Only the number is wanted: how many lines contain the string "text"?

— START OF Supplied information —

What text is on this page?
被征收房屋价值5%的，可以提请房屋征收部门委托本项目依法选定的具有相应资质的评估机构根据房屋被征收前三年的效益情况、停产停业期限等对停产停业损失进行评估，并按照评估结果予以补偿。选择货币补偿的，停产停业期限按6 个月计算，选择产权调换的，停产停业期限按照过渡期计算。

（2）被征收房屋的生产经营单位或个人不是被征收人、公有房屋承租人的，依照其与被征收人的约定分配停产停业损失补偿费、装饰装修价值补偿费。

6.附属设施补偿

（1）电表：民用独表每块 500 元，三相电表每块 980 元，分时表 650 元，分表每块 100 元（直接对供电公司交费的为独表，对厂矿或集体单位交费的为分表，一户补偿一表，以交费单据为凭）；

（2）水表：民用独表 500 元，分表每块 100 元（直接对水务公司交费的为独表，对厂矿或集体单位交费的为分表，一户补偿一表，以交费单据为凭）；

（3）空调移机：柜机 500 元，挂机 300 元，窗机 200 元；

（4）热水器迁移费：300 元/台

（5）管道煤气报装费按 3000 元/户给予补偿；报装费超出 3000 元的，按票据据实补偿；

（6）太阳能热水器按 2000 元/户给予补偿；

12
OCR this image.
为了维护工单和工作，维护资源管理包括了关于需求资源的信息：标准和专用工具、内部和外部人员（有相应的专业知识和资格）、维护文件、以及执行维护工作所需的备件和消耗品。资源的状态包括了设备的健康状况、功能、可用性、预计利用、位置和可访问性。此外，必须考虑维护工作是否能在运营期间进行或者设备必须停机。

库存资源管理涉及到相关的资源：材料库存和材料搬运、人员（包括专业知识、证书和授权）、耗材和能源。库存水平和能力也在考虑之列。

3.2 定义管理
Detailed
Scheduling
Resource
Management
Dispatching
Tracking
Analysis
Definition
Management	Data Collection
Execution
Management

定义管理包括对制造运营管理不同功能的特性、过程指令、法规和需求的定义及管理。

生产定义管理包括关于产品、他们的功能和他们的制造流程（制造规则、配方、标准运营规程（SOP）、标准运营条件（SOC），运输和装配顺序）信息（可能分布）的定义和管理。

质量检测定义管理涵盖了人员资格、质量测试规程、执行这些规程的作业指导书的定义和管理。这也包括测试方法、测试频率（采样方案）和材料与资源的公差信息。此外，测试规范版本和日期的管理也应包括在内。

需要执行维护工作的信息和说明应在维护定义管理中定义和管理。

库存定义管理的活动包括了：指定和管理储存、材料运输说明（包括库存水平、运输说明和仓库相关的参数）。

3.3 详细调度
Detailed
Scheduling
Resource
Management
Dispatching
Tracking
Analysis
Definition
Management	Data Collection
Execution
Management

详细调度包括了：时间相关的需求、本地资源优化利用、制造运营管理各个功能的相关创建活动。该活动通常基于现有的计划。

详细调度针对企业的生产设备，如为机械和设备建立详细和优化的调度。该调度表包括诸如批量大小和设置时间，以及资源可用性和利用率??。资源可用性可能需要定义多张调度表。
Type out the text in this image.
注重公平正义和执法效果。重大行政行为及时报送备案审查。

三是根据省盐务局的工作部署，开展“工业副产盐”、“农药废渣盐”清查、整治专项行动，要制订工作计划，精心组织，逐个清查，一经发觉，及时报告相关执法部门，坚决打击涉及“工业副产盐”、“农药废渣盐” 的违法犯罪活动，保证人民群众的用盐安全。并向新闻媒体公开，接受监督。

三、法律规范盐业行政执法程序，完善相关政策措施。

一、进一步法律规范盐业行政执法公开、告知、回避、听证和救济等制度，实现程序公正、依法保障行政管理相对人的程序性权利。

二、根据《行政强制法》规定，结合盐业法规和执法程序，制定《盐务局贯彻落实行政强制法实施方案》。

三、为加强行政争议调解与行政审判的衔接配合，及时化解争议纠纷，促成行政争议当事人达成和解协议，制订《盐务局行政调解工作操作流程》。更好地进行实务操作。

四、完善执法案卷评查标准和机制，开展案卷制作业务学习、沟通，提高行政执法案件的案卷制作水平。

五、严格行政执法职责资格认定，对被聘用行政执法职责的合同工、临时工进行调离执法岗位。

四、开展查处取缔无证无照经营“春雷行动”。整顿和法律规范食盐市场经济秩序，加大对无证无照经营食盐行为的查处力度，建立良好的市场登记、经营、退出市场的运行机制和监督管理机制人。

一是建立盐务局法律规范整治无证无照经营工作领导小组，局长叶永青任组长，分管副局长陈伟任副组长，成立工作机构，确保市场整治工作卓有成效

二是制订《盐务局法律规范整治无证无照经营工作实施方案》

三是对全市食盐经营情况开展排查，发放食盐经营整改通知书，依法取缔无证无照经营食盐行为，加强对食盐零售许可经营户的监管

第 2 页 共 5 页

— END OF Supplied information —

(Full response) 2